## Set problem
Search the material below for the string "name" and extract each line that has it.

## START Records for processing

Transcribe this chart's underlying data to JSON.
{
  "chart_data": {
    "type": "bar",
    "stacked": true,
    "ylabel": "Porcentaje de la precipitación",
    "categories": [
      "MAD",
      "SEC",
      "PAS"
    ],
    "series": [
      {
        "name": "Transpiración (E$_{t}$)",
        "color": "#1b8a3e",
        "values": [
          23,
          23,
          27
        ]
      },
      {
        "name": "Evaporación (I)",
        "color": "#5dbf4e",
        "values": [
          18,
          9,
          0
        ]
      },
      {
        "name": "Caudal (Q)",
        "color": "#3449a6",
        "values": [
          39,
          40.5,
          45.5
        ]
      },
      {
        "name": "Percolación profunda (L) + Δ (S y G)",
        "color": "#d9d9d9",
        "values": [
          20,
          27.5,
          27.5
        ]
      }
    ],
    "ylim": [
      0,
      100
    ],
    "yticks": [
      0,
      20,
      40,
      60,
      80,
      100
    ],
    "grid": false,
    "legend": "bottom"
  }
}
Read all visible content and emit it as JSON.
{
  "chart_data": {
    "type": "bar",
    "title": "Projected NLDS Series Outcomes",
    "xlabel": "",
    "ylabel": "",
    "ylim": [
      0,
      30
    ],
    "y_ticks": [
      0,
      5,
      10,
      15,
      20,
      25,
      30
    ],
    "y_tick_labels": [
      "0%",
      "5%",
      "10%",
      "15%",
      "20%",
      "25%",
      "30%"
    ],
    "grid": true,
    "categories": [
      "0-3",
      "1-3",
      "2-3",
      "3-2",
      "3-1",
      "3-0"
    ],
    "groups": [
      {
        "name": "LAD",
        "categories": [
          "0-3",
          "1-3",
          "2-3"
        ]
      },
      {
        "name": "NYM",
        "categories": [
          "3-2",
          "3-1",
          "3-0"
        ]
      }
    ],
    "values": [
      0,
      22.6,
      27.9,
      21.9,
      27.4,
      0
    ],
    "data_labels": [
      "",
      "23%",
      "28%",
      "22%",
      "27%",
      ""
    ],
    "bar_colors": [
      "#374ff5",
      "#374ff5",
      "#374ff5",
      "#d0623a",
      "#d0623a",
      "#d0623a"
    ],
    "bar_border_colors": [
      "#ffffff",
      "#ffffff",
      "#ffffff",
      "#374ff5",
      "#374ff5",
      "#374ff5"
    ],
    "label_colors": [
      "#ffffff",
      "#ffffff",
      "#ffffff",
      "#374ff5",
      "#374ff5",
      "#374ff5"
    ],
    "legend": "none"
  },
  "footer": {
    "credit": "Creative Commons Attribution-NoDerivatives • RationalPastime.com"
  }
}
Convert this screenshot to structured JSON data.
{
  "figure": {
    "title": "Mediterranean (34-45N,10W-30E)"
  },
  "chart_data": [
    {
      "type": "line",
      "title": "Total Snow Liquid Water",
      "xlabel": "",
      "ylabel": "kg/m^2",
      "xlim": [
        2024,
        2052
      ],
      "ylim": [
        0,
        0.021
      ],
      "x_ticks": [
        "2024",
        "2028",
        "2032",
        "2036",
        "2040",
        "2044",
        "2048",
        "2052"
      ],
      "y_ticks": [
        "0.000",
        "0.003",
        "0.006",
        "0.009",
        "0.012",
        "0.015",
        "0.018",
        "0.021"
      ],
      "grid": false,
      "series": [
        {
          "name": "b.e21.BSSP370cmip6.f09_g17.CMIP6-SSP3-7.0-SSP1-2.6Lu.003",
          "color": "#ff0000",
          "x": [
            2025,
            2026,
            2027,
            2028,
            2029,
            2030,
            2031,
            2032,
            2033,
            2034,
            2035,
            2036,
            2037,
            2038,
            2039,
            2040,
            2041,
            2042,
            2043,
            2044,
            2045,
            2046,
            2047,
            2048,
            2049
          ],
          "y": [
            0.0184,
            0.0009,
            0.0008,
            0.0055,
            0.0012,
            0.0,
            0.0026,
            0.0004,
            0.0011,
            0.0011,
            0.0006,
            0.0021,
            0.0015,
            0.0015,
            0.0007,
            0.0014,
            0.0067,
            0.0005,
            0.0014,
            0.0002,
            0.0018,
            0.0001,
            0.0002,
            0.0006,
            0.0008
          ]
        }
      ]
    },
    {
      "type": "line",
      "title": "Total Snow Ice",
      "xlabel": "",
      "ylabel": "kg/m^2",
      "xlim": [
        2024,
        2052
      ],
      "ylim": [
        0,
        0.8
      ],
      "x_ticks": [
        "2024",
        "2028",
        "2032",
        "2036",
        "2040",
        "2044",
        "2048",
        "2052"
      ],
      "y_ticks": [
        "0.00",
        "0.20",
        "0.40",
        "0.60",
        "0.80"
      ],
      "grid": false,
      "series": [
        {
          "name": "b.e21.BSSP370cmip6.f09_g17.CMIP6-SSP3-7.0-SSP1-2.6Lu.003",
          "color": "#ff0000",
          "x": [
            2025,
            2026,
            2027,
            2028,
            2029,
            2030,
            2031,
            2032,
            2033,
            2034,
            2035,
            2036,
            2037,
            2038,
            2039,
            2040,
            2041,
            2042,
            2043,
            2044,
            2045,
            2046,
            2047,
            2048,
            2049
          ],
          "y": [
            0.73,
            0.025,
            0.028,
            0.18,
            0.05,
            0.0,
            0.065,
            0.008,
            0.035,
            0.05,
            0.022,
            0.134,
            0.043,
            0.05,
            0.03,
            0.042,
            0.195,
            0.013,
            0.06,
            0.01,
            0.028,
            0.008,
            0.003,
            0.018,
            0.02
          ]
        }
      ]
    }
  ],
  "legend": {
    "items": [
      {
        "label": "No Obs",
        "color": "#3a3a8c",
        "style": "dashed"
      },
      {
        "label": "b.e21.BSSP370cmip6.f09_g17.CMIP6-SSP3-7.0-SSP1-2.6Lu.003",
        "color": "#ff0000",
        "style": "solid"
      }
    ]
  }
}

## END Records for processing

## Exercise output
        "name": "Transpiración (E$_{t}$)",
        "name": "Evaporación (I)",
        "name": "Caudal (Q)",
        "name": "Percolación profunda (L) + Δ (S y G)",
        "name": "LAD",
        "name": "NYM",
          "name": "b.e21.BSSP370cmip6.f09_g17.CMIP6-SSP3-7.0-SSP1-2.6Lu.003",
          "name": "b.e21.BSSP370cmip6.f09_g17.CMIP6-SSP3-7.0-SSP1-2.6Lu.003",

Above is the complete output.